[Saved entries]

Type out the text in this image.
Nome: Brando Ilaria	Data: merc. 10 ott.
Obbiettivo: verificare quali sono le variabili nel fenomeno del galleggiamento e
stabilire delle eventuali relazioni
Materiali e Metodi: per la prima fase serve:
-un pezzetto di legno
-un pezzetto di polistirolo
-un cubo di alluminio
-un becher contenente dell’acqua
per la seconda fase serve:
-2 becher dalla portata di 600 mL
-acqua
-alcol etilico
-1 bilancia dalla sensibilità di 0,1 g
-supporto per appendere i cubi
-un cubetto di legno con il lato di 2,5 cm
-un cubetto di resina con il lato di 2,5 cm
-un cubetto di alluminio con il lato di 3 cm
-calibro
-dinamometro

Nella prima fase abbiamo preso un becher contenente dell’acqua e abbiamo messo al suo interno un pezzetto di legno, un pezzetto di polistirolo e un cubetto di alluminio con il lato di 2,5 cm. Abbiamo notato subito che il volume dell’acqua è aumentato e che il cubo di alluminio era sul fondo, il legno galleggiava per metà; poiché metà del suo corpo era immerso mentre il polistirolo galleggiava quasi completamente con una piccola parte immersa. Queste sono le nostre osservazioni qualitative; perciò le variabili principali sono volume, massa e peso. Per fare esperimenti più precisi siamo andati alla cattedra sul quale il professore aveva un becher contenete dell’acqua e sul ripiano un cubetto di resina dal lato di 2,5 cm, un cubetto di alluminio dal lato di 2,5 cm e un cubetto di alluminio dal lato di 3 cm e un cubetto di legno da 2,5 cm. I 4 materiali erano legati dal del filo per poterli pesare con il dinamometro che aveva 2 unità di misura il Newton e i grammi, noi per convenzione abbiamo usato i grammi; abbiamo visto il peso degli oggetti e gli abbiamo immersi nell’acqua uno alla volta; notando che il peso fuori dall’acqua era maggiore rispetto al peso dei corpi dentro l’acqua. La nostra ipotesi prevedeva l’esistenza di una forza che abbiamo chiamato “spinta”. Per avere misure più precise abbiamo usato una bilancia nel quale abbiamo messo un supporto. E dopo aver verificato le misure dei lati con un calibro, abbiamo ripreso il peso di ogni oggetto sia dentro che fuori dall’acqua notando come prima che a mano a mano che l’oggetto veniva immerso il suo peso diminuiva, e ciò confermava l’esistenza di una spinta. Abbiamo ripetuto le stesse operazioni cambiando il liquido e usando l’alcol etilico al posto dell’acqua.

### WHAT IS REQUIRED
Gather each line from the listing above that holds "calibro".

### REPLY
-calibro
Nella prima fase abbiamo preso un becher contenente dell’acqua e abbiamo messo al suo interno un pezzetto di legno, un pezzetto di polistirolo e un cubetto di alluminio con il lato di 2,5 cm. Abbiamo notato subito che il volume dell’acqua è aumentato e che il cubo di alluminio era sul fondo, il legno galleggiava per metà; poiché metà del suo corpo era immerso mentre il polistirolo galleggiava quasi completamente con una piccola parte immersa. Queste sono le nostre osservazioni qualitative; perciò le variabili principali sono volume, massa e peso. Per fare esperimenti più precisi siamo andati alla cattedra sul quale il professore aveva un becher contenete dell’acqua e sul ripiano un cubetto di resina dal lato di 2,5 cm, un cubetto di alluminio dal lato di 2,5 cm e un cubetto di alluminio dal lato di 3 cm e un cubetto di legno da 2,5 cm. I 4 materiali erano legati dal del filo per poterli pesare con il dinamometro che aveva 2 unità di misura il Newton e i grammi, noi per convenzione abbiamo usato i grammi; abbiamo visto il peso degli oggetti e gli abbiamo immersi nell’acqua uno alla volta; notando che il peso fuori dall’acqua era maggiore rispetto al peso dei corpi dentro l’acqua. La nostra ipotesi prevedeva l’esistenza di una forza che abbiamo chiamato “spinta”. Per avere misure più precise abbiamo usato una bilancia nel quale abbiamo messo un supporto. E dopo aver verificato le misure dei lati con un calibro, abbiamo ripreso il peso di ogni oggetto sia dentro che fuori dall’acqua notando come prima che a mano a mano che l’oggetto veniva immerso il suo peso diminuiva, e ciò confermava l’esistenza di una spinta. Abbiamo ripetuto le stesse operazioni cambiando il liquido e usando l’alcol etilico al posto dell’acqua.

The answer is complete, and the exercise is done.